**Collected data:**
--- Begin ---

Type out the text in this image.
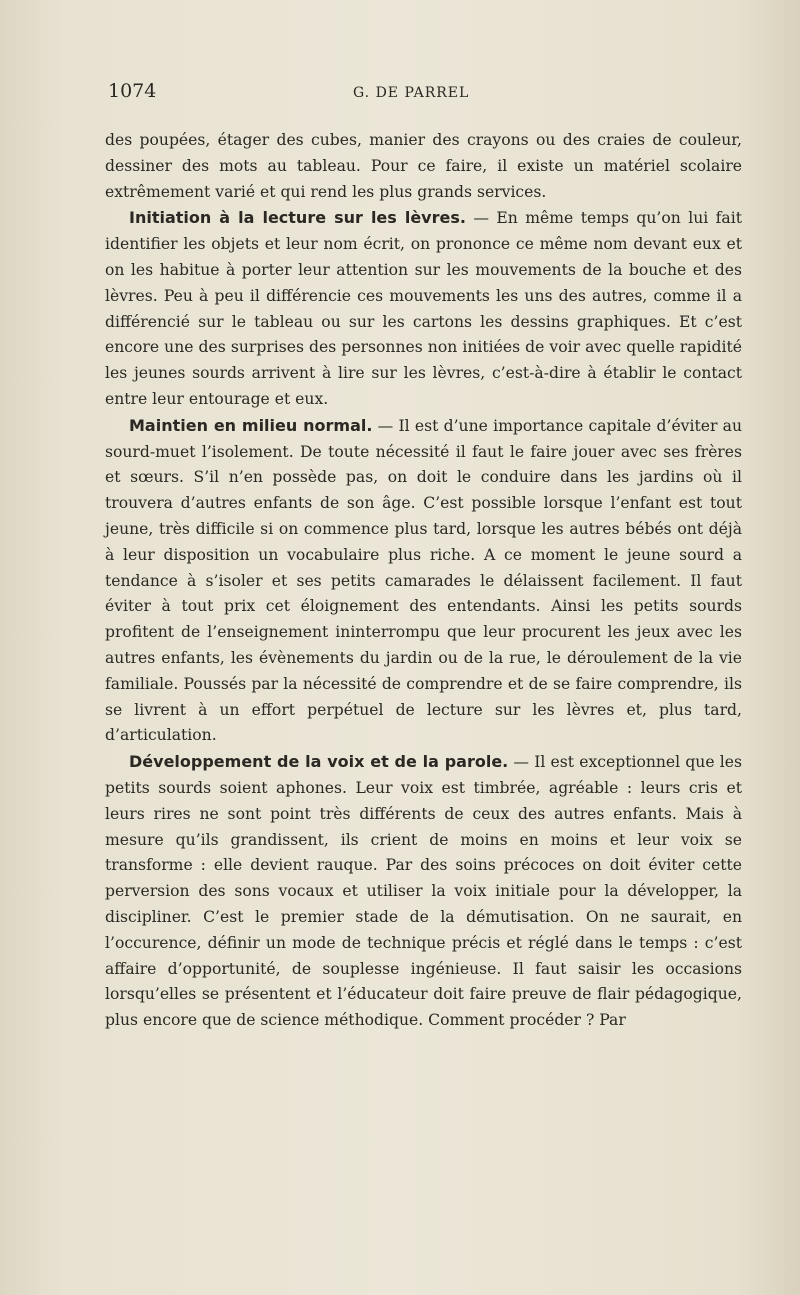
1074	G. DE PARREL

des poupées, étager des cubes, manier des crayons ou des craies de couleur, dessiner des mots au tableau. Pour ce faire, il existe un matériel scolaire extrêmement varié et qui rend les plus grands services.

Initiation à la lecture sur les lèvres. — En même temps qu’on lui fait identifier les objets et leur nom écrit, on prononce ce même nom devant eux et on les habitue à porter leur attention sur les mouvements de la bouche et des lèvres. Peu à peu il différencie ces mouvements les uns des autres, comme il a différencié sur le tableau ou sur les cartons les dessins graphiques. Et c’est encore une des surprises des personnes non initiées de voir avec quelle rapidité les jeunes sourds arrivent à lire sur les lèvres, c’est-à-dire à établir le contact entre leur entourage et eux.

Maintien en milieu normal. — Il est d’une importance capitale d’éviter au sourd-muet l’isolement. De toute nécessité il faut le faire jouer avec ses frères et sœurs. S’il n’en possède pas, on doit le conduire dans les jardins où il trouvera d’autres enfants de son âge. C’est possible lorsque l’enfant est tout jeune, très difficile si on commence plus tard, lorsque les autres bébés ont déjà à leur disposition un vocabulaire plus riche. A ce moment le jeune sourd a tendance à s’isoler et ses petits camarades le délaissent facilement. Il faut éviter à tout prix cet éloignement des entendants. Ainsi les petits sourds profitent de l’enseignement ininterrompu que leur procurent les jeux avec les autres enfants, les évènements du jardin ou de la rue, le déroulement de la vie familiale. Poussés par la nécessité de comprendre et de se faire comprendre, ils se livrent à un effort perpétuel de lecture sur les lèvres et, plus tard, d’articulation.

Développement de la voix et de la parole. — Il est exceptionnel que les petits sourds soient aphones. Leur voix est timbrée, agréable : leurs cris et leurs rires ne sont point très différents de ceux des autres enfants. Mais à mesure qu’ils grandissent, ils crient de moins en moins et leur voix se transforme : elle devient rauque. Par des soins précoces on doit éviter cette perversion des sons vocaux et utiliser la voix initiale pour la développer, la discipliner. C’est le premier stade de la démutisation. On ne saurait, en l’occurence, définir un mode de technique précis et réglé dans le temps : c’est affaire d’opportunité, de souplesse ingénieuse. Il faut saisir les occasions lorsqu’elles se présentent et l’éducateur doit faire preuve de flair pédagogique, plus encore que de science méthodique. Comment procéder ? Par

--- End ---

**Task to complete:** Leave the pictures out and write out every entry exactly as given.

**In response:**
Type out the text in this image.
1074	G. DE PARREL

des poupées, étager des cubes, manier des crayons ou des craies de couleur, dessiner des mots au tableau. Pour ce faire, il existe un matériel scolaire extrêmement varié et qui rend les plus grands services.

Initiation à la lecture sur les lèvres. — En même temps qu’on lui fait identifier les objets et leur nom écrit, on prononce ce même nom devant eux et on les habitue à porter leur attention sur les mouvements de la bouche et des lèvres. Peu à peu il différencie ces mouvements les uns des autres, comme il a différencié sur le tableau ou sur les cartons les dessins graphiques. Et c’est encore une des surprises des personnes non initiées de voir avec quelle rapidité les jeunes sourds arrivent à lire sur les lèvres, c’est-à-dire à établir le contact entre leur entourage et eux.

Maintien en milieu normal. — Il est d’une importance capitale d’éviter au sourd-muet l’isolement. De toute nécessité il faut le faire jouer avec ses frères et sœurs. S’il n’en possède pas, on doit le conduire dans les jardins où il trouvera d’autres enfants de son âge. C’est possible lorsque l’enfant est tout jeune, très difficile si on commence plus tard, lorsque les autres bébés ont déjà à leur disposition un vocabulaire plus riche. A ce moment le jeune sourd a tendance à s’isoler et ses petits camarades le délaissent facilement. Il faut éviter à tout prix cet éloignement des entendants. Ainsi les petits sourds profitent de l’enseignement ininterrompu que leur procurent les jeux avec les autres enfants, les évènements du jardin ou de la rue, le déroulement de la vie familiale. Poussés par la nécessité de comprendre et de se faire comprendre, ils se livrent à un effort perpétuel de lecture sur les lèvres et, plus tard, d’articulation.

Développement de la voix et de la parole. — Il est exceptionnel que les petits sourds soient aphones. Leur voix est timbrée, agréable : leurs cris et leurs rires ne sont point très différents de ceux des autres enfants. Mais à mesure qu’ils grandissent, ils crient de moins en moins et leur voix se transforme : elle devient rauque. Par des soins précoces on doit éviter cette perversion des sons vocaux et utiliser la voix initiale pour la développer, la discipliner. C’est le premier stade de la démutisation. On ne saurait, en l’occurence, définir un mode de technique précis et réglé dans le temps : c’est affaire d’opportunité, de souplesse ingénieuse. Il faut saisir les occasions lorsqu’elles se présentent et l’éducateur doit faire preuve de flair pédagogique, plus encore que de science méthodique. Comment procéder ? Par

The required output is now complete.